■ **STATED PROBLEM**: Among these lines, how many include "JSON"? Answer only with the number.

──────────────────────────────

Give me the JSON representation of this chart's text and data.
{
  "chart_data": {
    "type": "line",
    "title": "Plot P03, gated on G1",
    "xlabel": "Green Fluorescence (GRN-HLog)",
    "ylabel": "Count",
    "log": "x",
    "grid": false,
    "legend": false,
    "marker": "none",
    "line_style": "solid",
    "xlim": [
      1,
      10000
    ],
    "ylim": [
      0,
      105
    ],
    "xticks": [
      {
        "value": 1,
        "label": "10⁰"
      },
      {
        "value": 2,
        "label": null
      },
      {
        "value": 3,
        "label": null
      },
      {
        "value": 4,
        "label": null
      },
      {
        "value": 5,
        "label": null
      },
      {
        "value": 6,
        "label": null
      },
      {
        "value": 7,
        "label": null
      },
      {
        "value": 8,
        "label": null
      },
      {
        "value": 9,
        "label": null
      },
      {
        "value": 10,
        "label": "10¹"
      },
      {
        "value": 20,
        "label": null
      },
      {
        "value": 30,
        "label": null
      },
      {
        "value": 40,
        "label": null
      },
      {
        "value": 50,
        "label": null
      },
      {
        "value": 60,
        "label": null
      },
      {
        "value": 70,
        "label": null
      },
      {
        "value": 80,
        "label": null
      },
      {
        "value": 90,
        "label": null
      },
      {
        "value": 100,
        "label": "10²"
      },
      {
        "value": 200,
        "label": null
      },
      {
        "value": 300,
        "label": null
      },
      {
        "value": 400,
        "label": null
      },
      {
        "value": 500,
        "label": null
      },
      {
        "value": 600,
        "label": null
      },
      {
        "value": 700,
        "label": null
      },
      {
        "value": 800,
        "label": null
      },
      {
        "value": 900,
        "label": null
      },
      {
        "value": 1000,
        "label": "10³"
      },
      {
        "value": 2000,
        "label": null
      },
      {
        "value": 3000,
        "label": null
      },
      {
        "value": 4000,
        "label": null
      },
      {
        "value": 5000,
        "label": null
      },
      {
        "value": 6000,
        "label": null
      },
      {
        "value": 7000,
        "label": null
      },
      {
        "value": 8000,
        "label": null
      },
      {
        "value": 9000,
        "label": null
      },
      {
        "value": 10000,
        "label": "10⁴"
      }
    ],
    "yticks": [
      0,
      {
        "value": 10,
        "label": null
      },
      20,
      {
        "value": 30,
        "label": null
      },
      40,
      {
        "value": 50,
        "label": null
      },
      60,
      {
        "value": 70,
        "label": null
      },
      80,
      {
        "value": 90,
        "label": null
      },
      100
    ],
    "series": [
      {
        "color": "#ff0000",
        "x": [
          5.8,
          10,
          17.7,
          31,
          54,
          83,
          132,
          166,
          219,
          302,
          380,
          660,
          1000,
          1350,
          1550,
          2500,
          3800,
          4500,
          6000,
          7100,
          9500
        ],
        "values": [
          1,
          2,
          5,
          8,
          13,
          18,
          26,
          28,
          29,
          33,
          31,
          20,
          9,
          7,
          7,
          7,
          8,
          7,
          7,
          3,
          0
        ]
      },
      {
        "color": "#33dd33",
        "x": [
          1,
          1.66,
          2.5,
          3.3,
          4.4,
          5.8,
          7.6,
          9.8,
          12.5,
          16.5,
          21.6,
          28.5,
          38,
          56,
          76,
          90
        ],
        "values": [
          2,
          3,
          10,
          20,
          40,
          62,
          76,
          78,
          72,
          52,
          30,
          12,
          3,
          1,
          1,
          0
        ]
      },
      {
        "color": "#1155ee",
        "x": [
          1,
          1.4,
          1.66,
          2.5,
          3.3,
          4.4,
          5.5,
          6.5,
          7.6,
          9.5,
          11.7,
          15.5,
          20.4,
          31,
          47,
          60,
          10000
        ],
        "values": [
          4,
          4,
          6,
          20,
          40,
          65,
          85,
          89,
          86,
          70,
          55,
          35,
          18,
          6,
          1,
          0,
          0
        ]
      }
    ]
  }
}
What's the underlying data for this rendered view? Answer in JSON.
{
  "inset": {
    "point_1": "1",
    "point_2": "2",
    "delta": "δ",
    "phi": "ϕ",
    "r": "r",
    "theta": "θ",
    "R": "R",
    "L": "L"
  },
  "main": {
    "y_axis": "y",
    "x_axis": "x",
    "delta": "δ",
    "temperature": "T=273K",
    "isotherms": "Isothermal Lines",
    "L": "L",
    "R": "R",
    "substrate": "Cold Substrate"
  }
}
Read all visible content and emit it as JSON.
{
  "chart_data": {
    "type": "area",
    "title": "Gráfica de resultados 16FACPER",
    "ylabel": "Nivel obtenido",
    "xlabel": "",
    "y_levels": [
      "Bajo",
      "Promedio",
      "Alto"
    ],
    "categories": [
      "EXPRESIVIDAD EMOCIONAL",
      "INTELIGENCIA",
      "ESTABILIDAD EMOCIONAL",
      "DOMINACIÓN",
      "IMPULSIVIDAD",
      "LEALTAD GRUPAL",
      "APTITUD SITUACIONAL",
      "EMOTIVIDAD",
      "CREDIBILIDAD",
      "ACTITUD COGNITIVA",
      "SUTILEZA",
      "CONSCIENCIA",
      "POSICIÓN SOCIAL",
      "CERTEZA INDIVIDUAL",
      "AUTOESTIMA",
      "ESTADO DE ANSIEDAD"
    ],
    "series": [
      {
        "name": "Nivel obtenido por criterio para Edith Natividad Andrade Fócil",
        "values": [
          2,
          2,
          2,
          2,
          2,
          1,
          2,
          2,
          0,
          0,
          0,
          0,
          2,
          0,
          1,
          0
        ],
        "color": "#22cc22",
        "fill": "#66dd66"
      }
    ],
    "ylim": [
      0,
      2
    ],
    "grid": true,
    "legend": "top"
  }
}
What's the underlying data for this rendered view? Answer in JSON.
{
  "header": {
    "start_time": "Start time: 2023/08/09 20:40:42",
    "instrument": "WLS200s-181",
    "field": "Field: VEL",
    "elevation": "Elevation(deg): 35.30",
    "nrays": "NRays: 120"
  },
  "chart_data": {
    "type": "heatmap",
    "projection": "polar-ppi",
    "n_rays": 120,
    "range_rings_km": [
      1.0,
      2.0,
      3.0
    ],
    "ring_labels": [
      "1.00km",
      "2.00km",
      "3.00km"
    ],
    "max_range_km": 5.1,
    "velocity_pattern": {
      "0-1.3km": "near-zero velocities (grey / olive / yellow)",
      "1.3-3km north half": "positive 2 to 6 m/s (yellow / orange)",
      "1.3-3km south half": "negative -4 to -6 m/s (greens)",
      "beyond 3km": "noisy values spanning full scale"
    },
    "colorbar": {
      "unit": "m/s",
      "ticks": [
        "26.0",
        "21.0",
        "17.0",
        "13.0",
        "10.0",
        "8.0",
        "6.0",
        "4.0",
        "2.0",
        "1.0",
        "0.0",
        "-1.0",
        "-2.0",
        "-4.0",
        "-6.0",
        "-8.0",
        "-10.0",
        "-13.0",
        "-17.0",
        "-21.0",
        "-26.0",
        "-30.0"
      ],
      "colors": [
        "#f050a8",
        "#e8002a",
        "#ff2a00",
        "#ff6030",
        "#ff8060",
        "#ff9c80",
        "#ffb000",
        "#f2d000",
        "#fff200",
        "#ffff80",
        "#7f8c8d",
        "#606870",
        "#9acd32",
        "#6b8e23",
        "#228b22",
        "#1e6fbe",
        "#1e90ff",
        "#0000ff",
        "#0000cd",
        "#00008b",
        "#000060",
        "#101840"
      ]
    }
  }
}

──────────────────────────────

■ **RESULT OF THIS EXERCISE**: 4